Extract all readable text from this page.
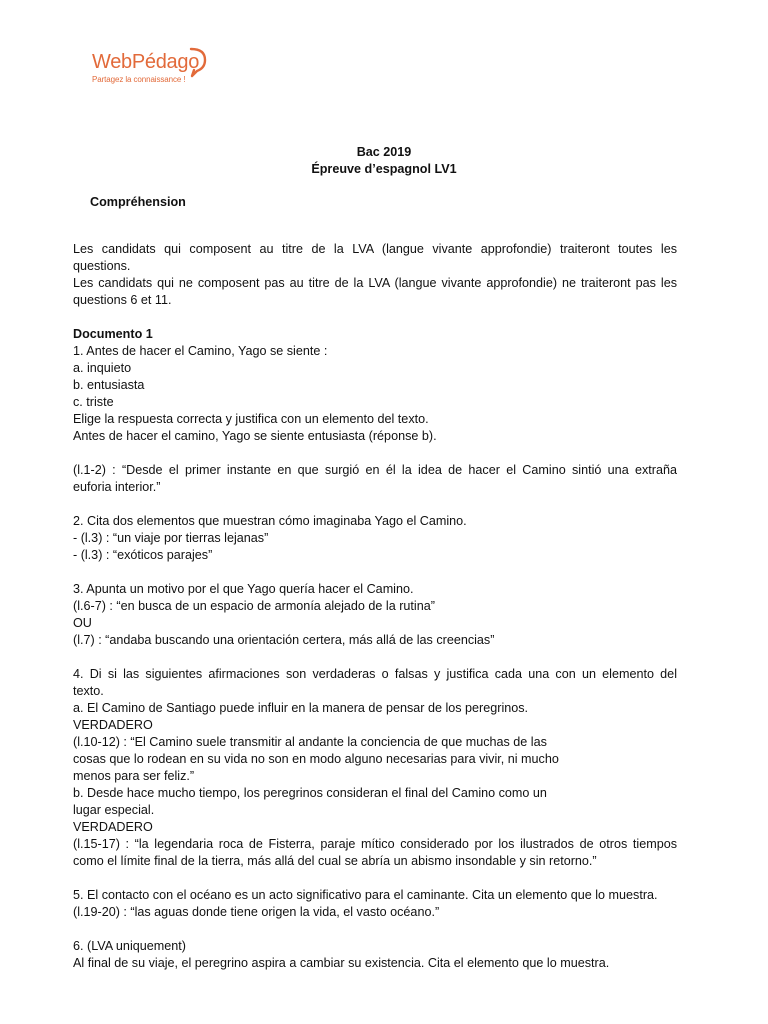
WebPédago
Partagez la connaissance !
Bac 2019
Épreuve d’espagnol LV1
Compréhension
Les candidats qui composent au titre de la LVA (langue vivante approfondie) traiteront toutes les
questions.
Les candidats qui ne composent pas au titre de la LVA (langue vivante approfondie) ne traiteront pas les
questions 6 et 11.
Documento 1
1. Antes de hacer el Camino, Yago se siente :
a. inquieto
b. entusiasta
c. triste
Elige la respuesta correcta y justifica con un elemento del texto.
Antes de hacer el camino, Yago se siente entusiasta (réponse b).
(l.1-2) : “Desde el primer instante en que surgió en él la idea de hacer el Camino sintió una extraña
euforia interior.”
2. Cita dos elementos que muestran cómo imaginaba Yago el Camino.
- (l.3) : “un viaje por tierras lejanas”
- (l.3) : “exóticos parajes”
3. Apunta un motivo por el que Yago quería hacer el Camino.
(l.6-7) : “en busca de un espacio de armonía alejado de la rutina”
OU
(l.7) : “andaba buscando una orientación certera, más allá de las creencias”
4. Di si las siguientes afirmaciones son verdaderas o falsas y justifica cada una con un elemento del
texto.
a. El Camino de Santiago puede influir en la manera de pensar de los peregrinos.
VERDADERO
(l.10-12) : “El Camino suele transmitir al andante la conciencia de que muchas de las
cosas que lo rodean en su vida no son en modo alguno necesarias para vivir, ni mucho
menos para ser feliz.”
b. Desde hace mucho tiempo, los peregrinos consideran el final del Camino como un
lugar especial.
VERDADERO
(l.15-17) : “la legendaria roca de Fisterra, paraje mítico considerado por los ilustrados de otros tiempos
como el límite final de la tierra, más allá del cual se abría un abismo insondable y sin retorno.”
5. El contacto con el océano es un acto significativo para el caminante. Cita un elemento que lo muestra.
(l.19-20) : “las aguas donde tiene origen la vida, el vasto océano.”
6. (LVA uniquement)
Al final de su viaje, el peregrino aspira a cambiar su existencia. Cita el elemento que lo muestra.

» Task: Omit the pictures, and quote the material above exactly as given.

» Written solution:
Extract all readable text from this page.
WebPédago
Partagez la connaissance !
Bac 2019
Épreuve d’espagnol LV1
Compréhension
Les candidats qui composent au titre de la LVA (langue vivante approfondie) traiteront toutes les
questions.
Les candidats qui ne composent pas au titre de la LVA (langue vivante approfondie) ne traiteront pas les
questions 6 et 11.
Documento 1
1. Antes de hacer el Camino, Yago se siente :
a. inquieto
b. entusiasta
c. triste
Elige la respuesta correcta y justifica con un elemento del texto.
Antes de hacer el camino, Yago se siente entusiasta (réponse b).
(l.1-2) : “Desde el primer instante en que surgió en él la idea de hacer el Camino sintió una extraña
euforia interior.”
2. Cita dos elementos que muestran cómo imaginaba Yago el Camino.
- (l.3) : “un viaje por tierras lejanas”
- (l.3) : “exóticos parajes”
3. Apunta un motivo por el que Yago quería hacer el Camino.
(l.6-7) : “en busca de un espacio de armonía alejado de la rutina”
OU
(l.7) : “andaba buscando una orientación certera, más allá de las creencias”
4. Di si las siguientes afirmaciones son verdaderas o falsas y justifica cada una con un elemento del
texto.
a. El Camino de Santiago puede influir en la manera de pensar de los peregrinos.
VERDADERO
(l.10-12) : “El Camino suele transmitir al andante la conciencia de que muchas de las
cosas que lo rodean en su vida no son en modo alguno necesarias para vivir, ni mucho
menos para ser feliz.”
b. Desde hace mucho tiempo, los peregrinos consideran el final del Camino como un
lugar especial.
VERDADERO
(l.15-17) : “la legendaria roca de Fisterra, paraje mítico considerado por los ilustrados de otros tiempos
como el límite final de la tierra, más allá del cual se abría un abismo insondable y sin retorno.”
5. El contacto con el océano es un acto significativo para el caminante. Cita un elemento que lo muestra.
(l.19-20) : “las aguas donde tiene origen la vida, el vasto océano.”
6. (LVA uniquement)
Al final de su viaje, el peregrino aspira a cambiar su existencia. Cita el elemento que lo muestra.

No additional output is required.